# Listed records
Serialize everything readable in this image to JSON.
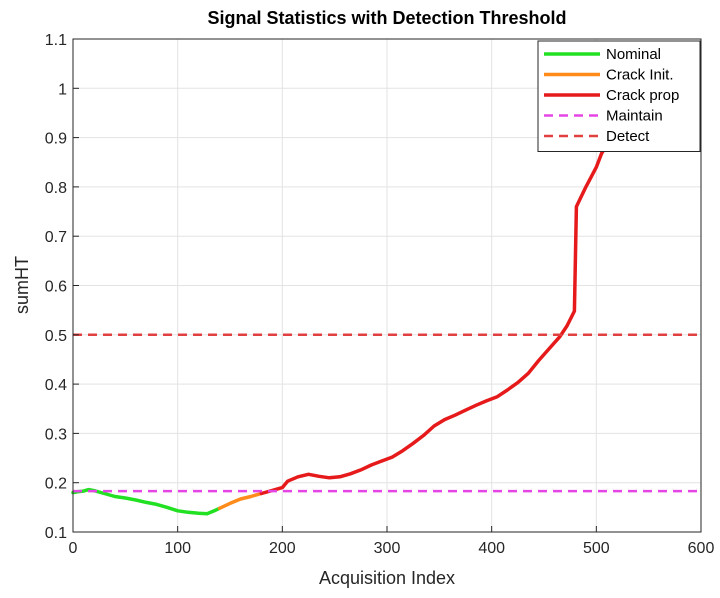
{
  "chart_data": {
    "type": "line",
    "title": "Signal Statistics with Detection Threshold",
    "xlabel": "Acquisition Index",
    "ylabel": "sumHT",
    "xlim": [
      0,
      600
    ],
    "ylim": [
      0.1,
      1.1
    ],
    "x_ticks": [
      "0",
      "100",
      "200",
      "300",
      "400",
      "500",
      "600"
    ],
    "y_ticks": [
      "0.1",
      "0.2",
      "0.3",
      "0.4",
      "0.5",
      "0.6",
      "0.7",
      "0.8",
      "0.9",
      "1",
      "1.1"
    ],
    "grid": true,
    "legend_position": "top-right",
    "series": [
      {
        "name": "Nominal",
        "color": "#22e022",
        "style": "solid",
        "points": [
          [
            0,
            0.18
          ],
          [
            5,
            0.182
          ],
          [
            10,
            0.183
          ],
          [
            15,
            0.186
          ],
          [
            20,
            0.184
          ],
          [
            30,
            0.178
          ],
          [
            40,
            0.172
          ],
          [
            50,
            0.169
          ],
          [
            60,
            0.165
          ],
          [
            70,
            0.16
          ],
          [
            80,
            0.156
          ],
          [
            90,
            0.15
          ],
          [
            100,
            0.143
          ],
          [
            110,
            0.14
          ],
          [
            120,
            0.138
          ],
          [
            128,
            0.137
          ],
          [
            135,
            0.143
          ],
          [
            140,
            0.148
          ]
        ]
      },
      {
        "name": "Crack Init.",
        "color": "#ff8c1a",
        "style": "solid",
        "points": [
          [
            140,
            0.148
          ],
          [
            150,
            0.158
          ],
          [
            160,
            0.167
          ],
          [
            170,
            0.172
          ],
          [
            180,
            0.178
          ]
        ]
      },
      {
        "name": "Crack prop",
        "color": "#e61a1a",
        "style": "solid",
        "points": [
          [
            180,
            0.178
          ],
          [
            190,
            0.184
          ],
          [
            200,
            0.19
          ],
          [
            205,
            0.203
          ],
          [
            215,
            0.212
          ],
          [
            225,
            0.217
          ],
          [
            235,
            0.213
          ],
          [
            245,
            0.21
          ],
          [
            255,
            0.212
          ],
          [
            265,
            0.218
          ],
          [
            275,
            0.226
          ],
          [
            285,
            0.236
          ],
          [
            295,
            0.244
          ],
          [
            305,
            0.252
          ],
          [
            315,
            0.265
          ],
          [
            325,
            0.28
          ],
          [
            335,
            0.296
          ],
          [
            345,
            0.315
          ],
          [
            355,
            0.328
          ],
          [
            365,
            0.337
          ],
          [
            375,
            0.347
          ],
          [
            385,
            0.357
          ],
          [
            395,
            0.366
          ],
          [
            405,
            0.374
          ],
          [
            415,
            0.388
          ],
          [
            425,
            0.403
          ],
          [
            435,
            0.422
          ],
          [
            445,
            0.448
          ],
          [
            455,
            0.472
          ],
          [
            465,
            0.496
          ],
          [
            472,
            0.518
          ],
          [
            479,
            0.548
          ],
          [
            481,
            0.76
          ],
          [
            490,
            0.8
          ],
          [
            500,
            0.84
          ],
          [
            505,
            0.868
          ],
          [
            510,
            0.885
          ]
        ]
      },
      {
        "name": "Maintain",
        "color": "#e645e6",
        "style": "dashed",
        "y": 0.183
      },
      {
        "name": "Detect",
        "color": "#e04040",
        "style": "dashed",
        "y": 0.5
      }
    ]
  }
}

* * *

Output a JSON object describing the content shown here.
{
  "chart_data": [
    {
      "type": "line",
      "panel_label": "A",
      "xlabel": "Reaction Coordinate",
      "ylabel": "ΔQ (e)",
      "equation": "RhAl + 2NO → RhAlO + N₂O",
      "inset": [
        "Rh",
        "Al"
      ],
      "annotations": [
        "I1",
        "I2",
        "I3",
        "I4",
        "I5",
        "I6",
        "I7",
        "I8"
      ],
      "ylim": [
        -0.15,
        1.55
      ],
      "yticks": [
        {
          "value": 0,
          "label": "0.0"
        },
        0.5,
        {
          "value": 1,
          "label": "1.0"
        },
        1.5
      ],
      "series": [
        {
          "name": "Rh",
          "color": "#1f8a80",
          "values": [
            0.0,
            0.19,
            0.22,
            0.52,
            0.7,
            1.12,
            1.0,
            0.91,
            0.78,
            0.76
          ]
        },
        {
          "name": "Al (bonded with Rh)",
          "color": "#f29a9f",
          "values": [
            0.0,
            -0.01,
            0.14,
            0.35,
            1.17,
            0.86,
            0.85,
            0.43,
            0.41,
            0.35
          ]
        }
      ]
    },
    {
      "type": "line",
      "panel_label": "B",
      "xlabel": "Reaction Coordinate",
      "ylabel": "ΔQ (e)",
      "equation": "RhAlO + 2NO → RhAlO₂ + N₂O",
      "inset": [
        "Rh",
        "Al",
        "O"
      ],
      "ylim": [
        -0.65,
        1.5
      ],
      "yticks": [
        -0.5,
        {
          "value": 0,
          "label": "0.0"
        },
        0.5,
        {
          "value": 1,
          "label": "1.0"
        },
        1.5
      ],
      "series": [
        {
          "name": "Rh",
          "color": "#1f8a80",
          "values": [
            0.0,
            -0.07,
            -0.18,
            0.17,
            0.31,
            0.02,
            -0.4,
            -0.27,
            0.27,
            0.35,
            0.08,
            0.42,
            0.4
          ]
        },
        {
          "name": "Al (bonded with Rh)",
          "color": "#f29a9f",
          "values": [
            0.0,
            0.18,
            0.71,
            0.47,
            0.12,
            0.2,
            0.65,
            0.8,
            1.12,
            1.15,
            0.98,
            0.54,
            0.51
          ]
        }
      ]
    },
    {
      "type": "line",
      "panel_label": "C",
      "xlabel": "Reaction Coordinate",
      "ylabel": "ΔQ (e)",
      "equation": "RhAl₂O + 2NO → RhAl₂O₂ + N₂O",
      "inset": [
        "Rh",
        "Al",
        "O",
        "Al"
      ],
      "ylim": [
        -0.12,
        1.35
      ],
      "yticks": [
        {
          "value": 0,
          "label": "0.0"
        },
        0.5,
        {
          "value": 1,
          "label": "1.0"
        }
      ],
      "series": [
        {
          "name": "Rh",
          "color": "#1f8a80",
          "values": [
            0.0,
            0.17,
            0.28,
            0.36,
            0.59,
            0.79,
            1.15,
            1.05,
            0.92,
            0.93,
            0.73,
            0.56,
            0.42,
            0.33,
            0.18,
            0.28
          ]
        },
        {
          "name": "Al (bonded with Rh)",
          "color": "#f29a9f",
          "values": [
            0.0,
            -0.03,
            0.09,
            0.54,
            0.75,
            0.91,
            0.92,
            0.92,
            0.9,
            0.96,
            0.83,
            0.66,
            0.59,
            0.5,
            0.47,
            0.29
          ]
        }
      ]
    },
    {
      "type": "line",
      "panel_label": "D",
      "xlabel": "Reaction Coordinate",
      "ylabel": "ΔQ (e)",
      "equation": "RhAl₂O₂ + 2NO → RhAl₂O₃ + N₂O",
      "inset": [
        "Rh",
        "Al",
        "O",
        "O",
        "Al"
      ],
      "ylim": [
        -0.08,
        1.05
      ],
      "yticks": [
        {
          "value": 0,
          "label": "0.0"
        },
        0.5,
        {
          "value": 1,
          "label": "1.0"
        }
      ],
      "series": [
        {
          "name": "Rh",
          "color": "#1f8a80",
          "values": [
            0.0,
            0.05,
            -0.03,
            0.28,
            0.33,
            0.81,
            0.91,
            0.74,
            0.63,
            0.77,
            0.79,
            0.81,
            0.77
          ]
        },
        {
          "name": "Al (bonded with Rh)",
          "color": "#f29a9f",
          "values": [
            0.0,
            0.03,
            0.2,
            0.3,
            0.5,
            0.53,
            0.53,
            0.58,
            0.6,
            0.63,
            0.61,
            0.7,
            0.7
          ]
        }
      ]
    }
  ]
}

# Required work
Each line with the string "RhAl₂O₂" in it needs to be found and copied.

# Task result
      "equation": "RhAl₂O + 2NO → RhAl₂O₂ + N₂O",
      "equation": "RhAl₂O₂ + 2NO → RhAl₂O₃ + N₂O",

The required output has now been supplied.